### Written instruction
It is required that all of the data be written out exactly.

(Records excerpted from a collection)
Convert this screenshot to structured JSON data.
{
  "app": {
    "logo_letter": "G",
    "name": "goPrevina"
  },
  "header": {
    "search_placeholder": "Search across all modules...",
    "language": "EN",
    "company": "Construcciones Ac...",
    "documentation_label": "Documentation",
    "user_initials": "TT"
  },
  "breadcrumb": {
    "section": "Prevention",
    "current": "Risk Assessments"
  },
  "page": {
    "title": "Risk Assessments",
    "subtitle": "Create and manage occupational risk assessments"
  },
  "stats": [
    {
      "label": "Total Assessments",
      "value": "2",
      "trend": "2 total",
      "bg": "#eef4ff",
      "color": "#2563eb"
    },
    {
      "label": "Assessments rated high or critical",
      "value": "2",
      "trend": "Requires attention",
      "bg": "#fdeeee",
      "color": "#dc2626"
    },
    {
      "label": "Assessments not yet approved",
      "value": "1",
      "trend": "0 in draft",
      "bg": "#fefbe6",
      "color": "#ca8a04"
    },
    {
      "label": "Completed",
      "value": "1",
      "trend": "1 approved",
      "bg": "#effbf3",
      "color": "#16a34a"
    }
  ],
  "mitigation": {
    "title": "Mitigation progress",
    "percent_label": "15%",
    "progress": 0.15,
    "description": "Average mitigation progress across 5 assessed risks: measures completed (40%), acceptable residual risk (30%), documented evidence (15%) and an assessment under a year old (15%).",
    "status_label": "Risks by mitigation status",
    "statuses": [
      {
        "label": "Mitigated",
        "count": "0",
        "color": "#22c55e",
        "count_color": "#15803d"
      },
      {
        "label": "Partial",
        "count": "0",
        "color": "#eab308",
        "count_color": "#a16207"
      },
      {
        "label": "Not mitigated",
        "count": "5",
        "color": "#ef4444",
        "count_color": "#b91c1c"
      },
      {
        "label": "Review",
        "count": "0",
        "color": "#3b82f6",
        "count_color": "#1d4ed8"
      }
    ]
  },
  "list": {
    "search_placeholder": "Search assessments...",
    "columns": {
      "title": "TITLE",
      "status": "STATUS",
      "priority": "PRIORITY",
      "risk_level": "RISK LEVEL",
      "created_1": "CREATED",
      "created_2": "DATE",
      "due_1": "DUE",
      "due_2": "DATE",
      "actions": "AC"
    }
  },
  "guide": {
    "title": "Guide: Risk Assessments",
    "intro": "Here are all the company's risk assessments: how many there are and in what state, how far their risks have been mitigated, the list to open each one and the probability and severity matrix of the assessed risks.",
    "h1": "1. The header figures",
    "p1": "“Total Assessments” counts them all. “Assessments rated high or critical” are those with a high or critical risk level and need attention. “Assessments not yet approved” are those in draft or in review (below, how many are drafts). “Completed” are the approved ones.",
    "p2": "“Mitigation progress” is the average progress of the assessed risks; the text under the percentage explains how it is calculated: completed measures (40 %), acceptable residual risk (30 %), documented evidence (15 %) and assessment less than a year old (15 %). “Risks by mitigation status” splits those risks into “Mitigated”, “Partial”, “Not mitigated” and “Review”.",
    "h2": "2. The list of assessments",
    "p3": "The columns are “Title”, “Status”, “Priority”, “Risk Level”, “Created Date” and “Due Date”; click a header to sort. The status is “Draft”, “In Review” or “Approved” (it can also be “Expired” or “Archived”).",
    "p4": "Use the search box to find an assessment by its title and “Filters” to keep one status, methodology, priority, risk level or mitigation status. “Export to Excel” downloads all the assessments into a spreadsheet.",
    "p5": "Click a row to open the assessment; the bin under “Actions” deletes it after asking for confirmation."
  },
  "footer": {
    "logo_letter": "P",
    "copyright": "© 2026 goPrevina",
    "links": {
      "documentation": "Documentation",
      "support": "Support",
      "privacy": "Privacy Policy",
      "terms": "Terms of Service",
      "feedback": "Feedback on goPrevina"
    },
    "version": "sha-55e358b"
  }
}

### Solution below
Convert this screenshot to structured JSON data.
{
  "app": {
    "logo_letter": "G",
    "name": "goPrevina"
  },
  "header": {
    "search_placeholder": "Search across all modules...",
    "language": "EN",
    "company": "Construcciones Ac...",
    "documentation_label": "Documentation",
    "user_initials": "TT"
  },
  "breadcrumb": {
    "section": "Prevention",
    "current": "Risk Assessments"
  },
  "page": {
    "title": "Risk Assessments",
    "subtitle": "Create and manage occupational risk assessments"
  },
  "stats": [
    {
      "label": "Total Assessments",
      "value": "2",
      "trend": "2 total",
      "bg": "#eef4ff",
      "color": "#2563eb"
    },
    {
      "label": "Assessments rated high or critical",
      "value": "2",
      "trend": "Requires attention",
      "bg": "#fdeeee",
      "color": "#dc2626"
    },
    {
      "label": "Assessments not yet approved",
      "value": "1",
      "trend": "0 in draft",
      "bg": "#fefbe6",
      "color": "#ca8a04"
    },
    {
      "label": "Completed",
      "value": "1",
      "trend": "1 approved",
      "bg": "#effbf3",
      "color": "#16a34a"
    }
  ],
  "mitigation": {
    "title": "Mitigation progress",
    "percent_label": "15%",
    "progress": 0.15,
    "description": "Average mitigation progress across 5 assessed risks: measures completed (40%), acceptable residual risk (30%), documented evidence (15%) and an assessment under a year old (15%).",
    "status_label": "Risks by mitigation status",
    "statuses": [
      {
        "label": "Mitigated",
        "count": "0",
        "color": "#22c55e",
        "count_color": "#15803d"
      },
      {
        "label": "Partial",
        "count": "0",
        "color": "#eab308",
        "count_color": "#a16207"
      },
      {
        "label": "Not mitigated",
        "count": "5",
        "color": "#ef4444",
        "count_color": "#b91c1c"
      },
      {
        "label": "Review",
        "count": "0",
        "color": "#3b82f6",
        "count_color": "#1d4ed8"
      }
    ]
  },
  "list": {
    "search_placeholder": "Search assessments...",
    "columns": {
      "title": "TITLE",
      "status": "STATUS",
      "priority": "PRIORITY",
      "risk_level": "RISK LEVEL",
      "created_1": "CREATED",
      "created_2": "DATE",
      "due_1": "DUE",
      "due_2": "DATE",
      "actions": "AC"
    }
  },
  "guide": {
    "title": "Guide: Risk Assessments",
    "intro": "Here are all the company's risk assessments: how many there are and in what state, how far their risks have been mitigated, the list to open each one and the probability and severity matrix of the assessed risks.",
    "h1": "1. The header figures",
    "p1": "“Total Assessments” counts them all. “Assessments rated high or critical” are those with a high or critical risk level and need attention. “Assessments not yet approved” are those in draft or in review (below, how many are drafts). “Completed” are the approved ones.",
    "p2": "“Mitigation progress” is the average progress of the assessed risks; the text under the percentage explains how it is calculated: completed measures (40 %), acceptable residual risk (30 %), documented evidence (15 %) and assessment less than a year old (15 %). “Risks by mitigation status” splits those risks into “Mitigated”, “Partial”, “Not mitigated” and “Review”.",
    "h2": "2. The list of assessments",
    "p3": "The columns are “Title”, “Status”, “Priority”, “Risk Level”, “Created Date” and “Due Date”; click a header to sort. The status is “Draft”, “In Review” or “Approved” (it can also be “Expired” or “Archived”).",
    "p4": "Use the search box to find an assessment by its title and “Filters” to keep one status, methodology, priority, risk level or mitigation status. “Export to Excel” downloads all the assessments into a spreadsheet.",
    "p5": "Click a row to open the assessment; the bin under “Actions” deletes it after asking for confirmation."
  },
  "footer": {
    "logo_letter": "P",
    "copyright": "© 2026 goPrevina",
    "links": {
      "documentation": "Documentation",
      "support": "Support",
      "privacy": "Privacy Policy",
      "terms": "Terms of Service",
      "feedback": "Feedback on goPrevina"
    },
    "version": "sha-55e358b"
  }
}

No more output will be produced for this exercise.